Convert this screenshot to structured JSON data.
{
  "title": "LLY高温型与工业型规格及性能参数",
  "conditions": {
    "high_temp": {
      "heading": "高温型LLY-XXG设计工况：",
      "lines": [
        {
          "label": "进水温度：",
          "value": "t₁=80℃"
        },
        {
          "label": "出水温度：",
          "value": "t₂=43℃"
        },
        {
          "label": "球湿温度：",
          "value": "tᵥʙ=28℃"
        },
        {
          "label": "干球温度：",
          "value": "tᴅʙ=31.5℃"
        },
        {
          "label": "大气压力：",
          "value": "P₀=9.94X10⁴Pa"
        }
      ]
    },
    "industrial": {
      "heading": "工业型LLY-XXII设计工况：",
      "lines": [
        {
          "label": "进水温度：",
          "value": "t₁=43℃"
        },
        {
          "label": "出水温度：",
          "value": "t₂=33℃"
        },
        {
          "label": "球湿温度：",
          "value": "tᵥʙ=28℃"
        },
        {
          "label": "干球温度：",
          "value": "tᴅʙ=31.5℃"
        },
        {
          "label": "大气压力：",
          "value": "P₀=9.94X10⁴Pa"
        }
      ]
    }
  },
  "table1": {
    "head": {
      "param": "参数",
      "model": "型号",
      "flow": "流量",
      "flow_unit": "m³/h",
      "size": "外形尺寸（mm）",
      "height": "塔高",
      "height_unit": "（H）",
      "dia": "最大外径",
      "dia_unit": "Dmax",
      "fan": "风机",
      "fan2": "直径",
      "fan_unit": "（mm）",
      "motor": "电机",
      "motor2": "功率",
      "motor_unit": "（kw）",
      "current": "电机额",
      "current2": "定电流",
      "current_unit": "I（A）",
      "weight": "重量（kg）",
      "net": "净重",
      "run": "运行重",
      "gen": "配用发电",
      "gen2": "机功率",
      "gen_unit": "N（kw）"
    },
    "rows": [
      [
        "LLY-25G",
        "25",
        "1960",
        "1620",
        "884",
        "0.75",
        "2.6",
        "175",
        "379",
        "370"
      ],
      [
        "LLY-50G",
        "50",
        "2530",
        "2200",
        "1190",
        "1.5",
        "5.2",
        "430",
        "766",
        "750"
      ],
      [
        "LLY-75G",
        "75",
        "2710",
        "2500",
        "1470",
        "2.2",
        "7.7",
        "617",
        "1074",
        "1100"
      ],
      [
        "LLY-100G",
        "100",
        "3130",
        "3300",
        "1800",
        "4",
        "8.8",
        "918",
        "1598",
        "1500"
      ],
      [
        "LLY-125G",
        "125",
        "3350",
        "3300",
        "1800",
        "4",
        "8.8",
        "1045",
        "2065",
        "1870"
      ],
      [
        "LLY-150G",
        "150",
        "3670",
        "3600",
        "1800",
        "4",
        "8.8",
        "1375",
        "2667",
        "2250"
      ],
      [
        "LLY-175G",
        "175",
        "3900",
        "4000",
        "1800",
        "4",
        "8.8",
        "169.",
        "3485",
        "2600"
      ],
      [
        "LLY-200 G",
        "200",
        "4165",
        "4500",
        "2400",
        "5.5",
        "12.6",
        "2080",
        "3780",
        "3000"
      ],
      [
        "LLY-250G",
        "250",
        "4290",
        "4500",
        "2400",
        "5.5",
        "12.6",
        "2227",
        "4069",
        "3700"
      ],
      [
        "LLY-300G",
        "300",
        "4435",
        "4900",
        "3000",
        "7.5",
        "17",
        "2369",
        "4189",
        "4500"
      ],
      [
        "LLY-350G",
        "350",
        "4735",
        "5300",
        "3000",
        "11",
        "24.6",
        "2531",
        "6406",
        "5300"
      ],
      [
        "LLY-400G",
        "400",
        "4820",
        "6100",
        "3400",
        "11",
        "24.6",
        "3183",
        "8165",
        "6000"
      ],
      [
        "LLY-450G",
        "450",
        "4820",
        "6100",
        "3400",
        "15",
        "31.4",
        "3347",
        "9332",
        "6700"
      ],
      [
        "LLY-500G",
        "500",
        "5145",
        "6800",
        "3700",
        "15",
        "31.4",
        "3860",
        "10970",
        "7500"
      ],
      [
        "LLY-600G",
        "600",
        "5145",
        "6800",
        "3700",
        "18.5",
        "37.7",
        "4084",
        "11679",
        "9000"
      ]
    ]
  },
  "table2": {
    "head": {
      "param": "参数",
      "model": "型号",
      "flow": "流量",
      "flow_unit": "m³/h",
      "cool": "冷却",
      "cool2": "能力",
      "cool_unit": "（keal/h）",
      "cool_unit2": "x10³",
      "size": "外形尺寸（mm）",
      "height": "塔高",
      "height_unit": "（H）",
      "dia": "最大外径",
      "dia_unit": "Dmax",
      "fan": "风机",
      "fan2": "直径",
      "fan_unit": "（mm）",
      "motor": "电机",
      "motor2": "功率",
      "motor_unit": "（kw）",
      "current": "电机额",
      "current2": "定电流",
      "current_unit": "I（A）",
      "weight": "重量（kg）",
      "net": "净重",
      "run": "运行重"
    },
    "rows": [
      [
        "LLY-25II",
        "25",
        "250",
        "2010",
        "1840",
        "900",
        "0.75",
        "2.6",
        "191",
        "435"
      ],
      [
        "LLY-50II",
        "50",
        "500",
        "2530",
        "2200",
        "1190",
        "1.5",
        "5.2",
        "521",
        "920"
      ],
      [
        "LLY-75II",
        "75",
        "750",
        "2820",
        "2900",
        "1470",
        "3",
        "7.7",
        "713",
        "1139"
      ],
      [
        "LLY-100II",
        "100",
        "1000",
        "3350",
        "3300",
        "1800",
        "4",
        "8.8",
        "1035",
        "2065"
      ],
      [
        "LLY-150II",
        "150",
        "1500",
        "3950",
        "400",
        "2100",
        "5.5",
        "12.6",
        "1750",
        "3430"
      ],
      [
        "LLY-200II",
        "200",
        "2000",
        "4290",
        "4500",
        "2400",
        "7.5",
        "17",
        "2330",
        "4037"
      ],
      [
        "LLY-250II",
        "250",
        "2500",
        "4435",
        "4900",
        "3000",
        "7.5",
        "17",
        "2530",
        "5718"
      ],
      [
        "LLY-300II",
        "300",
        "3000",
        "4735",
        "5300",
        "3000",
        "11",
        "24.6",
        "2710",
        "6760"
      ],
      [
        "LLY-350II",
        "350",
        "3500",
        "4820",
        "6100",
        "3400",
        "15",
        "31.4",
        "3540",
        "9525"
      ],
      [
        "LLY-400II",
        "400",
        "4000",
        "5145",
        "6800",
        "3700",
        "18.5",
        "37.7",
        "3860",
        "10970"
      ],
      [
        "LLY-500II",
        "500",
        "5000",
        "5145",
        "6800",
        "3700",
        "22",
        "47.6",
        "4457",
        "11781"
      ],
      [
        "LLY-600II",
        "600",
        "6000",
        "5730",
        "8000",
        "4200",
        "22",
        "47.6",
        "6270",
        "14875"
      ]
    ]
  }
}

▶ What to work on
Reproduce the records above exactly.

▶ Task response
Convert this screenshot to structured JSON data.
{
  "title": "LLY高温型与工业型规格及性能参数",
  "conditions": {
    "high_temp": {
      "heading": "高温型LLY-XXG设计工况：",
      "lines": [
        {
          "label": "进水温度：",
          "value": "t₁=80℃"
        },
        {
          "label": "出水温度：",
          "value": "t₂=43℃"
        },
        {
          "label": "球湿温度：",
          "value": "tᵥʙ=28℃"
        },
        {
          "label": "干球温度：",
          "value": "tᴅʙ=31.5℃"
        },
        {
          "label": "大气压力：",
          "value": "P₀=9.94X10⁴Pa"
        }
      ]
    },
    "industrial": {
      "heading": "工业型LLY-XXII设计工况：",
      "lines": [
        {
          "label": "进水温度：",
          "value": "t₁=43℃"
        },
        {
          "label": "出水温度：",
          "value": "t₂=33℃"
        },
        {
          "label": "球湿温度：",
          "value": "tᵥʙ=28℃"
        },
        {
          "label": "干球温度：",
          "value": "tᴅʙ=31.5℃"
        },
        {
          "label": "大气压力：",
          "value": "P₀=9.94X10⁴Pa"
        }
      ]
    }
  },
  "table1": {
    "head": {
      "param": "参数",
      "model": "型号",
      "flow": "流量",
      "flow_unit": "m³/h",
      "size": "外形尺寸（mm）",
      "height": "塔高",
      "height_unit": "（H）",
      "dia": "最大外径",
      "dia_unit": "Dmax",
      "fan": "风机",
      "fan2": "直径",
      "fan_unit": "（mm）",
      "motor": "电机",
      "motor2": "功率",
      "motor_unit": "（kw）",
      "current": "电机额",
      "current2": "定电流",
      "current_unit": "I（A）",
      "weight": "重量（kg）",
      "net": "净重",
      "run": "运行重",
      "gen": "配用发电",
      "gen2": "机功率",
      "gen_unit": "N（kw）"
    },
    "rows": [
      [
        "LLY-25G",
        "25",
        "1960",
        "1620",
        "884",
        "0.75",
        "2.6",
        "175",
        "379",
        "370"
      ],
      [
        "LLY-50G",
        "50",
        "2530",
        "2200",
        "1190",
        "1.5",
        "5.2",
        "430",
        "766",
        "750"
      ],
      [
        "LLY-75G",
        "75",
        "2710",
        "2500",
        "1470",
        "2.2",
        "7.7",
        "617",
        "1074",
        "1100"
      ],
      [
        "LLY-100G",
        "100",
        "3130",
        "3300",
        "1800",
        "4",
        "8.8",
        "918",
        "1598",
        "1500"
      ],
      [
        "LLY-125G",
        "125",
        "3350",
        "3300",
        "1800",
        "4",
        "8.8",
        "1045",
        "2065",
        "1870"
      ],
      [
        "LLY-150G",
        "150",
        "3670",
        "3600",
        "1800",
        "4",
        "8.8",
        "1375",
        "2667",
        "2250"
      ],
      [
        "LLY-175G",
        "175",
        "3900",
        "4000",
        "1800",
        "4",
        "8.8",
        "169.",
        "3485",
        "2600"
      ],
      [
        "LLY-200 G",
        "200",
        "4165",
        "4500",
        "2400",
        "5.5",
        "12.6",
        "2080",
        "3780",
        "3000"
      ],
      [
        "LLY-250G",
        "250",
        "4290",
        "4500",
        "2400",
        "5.5",
        "12.6",
        "2227",
        "4069",
        "3700"
      ],
      [
        "LLY-300G",
        "300",
        "4435",
        "4900",
        "3000",
        "7.5",
        "17",
        "2369",
        "4189",
        "4500"
      ],
      [
        "LLY-350G",
        "350",
        "4735",
        "5300",
        "3000",
        "11",
        "24.6",
        "2531",
        "6406",
        "5300"
      ],
      [
        "LLY-400G",
        "400",
        "4820",
        "6100",
        "3400",
        "11",
        "24.6",
        "3183",
        "8165",
        "6000"
      ],
      [
        "LLY-450G",
        "450",
        "4820",
        "6100",
        "3400",
        "15",
        "31.4",
        "3347",
        "9332",
        "6700"
      ],
      [
        "LLY-500G",
        "500",
        "5145",
        "6800",
        "3700",
        "15",
        "31.4",
        "3860",
        "10970",
        "7500"
      ],
      [
        "LLY-600G",
        "600",
        "5145",
        "6800",
        "3700",
        "18.5",
        "37.7",
        "4084",
        "11679",
        "9000"
      ]
    ]
  },
  "table2": {
    "head": {
      "param": "参数",
      "model": "型号",
      "flow": "流量",
      "flow_unit": "m³/h",
      "cool": "冷却",
      "cool2": "能力",
      "cool_unit": "（keal/h）",
      "cool_unit2": "x10³",
      "size": "外形尺寸（mm）",
      "height": "塔高",
      "height_unit": "（H）",
      "dia": "最大外径",
      "dia_unit": "Dmax",
      "fan": "风机",
      "fan2": "直径",
      "fan_unit": "（mm）",
      "motor": "电机",
      "motor2": "功率",
      "motor_unit": "（kw）",
      "current": "电机额",
      "current2": "定电流",
      "current_unit": "I（A）",
      "weight": "重量（kg）",
      "net": "净重",
      "run": "运行重"
    },
    "rows": [
      [
        "LLY-25II",
        "25",
        "250",
        "2010",
        "1840",
        "900",
        "0.75",
        "2.6",
        "191",
        "435"
      ],
      [
        "LLY-50II",
        "50",
        "500",
        "2530",
        "2200",
        "1190",
        "1.5",
        "5.2",
        "521",
        "920"
      ],
      [
        "LLY-75II",
        "75",
        "750",
        "2820",
        "2900",
        "1470",
        "3",
        "7.7",
        "713",
        "1139"
      ],
      [
        "LLY-100II",
        "100",
        "1000",
        "3350",
        "3300",
        "1800",
        "4",
        "8.8",
        "1035",
        "2065"
      ],
      [
        "LLY-150II",
        "150",
        "1500",
        "3950",
        "400",
        "2100",
        "5.5",
        "12.6",
        "1750",
        "3430"
      ],
      [
        "LLY-200II",
        "200",
        "2000",
        "4290",
        "4500",
        "2400",
        "7.5",
        "17",
        "2330",
        "4037"
      ],
      [
        "LLY-250II",
        "250",
        "2500",
        "4435",
        "4900",
        "3000",
        "7.5",
        "17",
        "2530",
        "5718"
      ],
      [
        "LLY-300II",
        "300",
        "3000",
        "4735",
        "5300",
        "3000",
        "11",
        "24.6",
        "2710",
        "6760"
      ],
      [
        "LLY-350II",
        "350",
        "3500",
        "4820",
        "6100",
        "3400",
        "15",
        "31.4",
        "3540",
        "9525"
      ],
      [
        "LLY-400II",
        "400",
        "4000",
        "5145",
        "6800",
        "3700",
        "18.5",
        "37.7",
        "3860",
        "10970"
      ],
      [
        "LLY-500II",
        "500",
        "5000",
        "5145",
        "6800",
        "3700",
        "22",
        "47.6",
        "4457",
        "11781"
      ],
      [
        "LLY-600II",
        "600",
        "6000",
        "5730",
        "8000",
        "4200",
        "22",
        "47.6",
        "6270",
        "14875"
      ]
    ]
  }
}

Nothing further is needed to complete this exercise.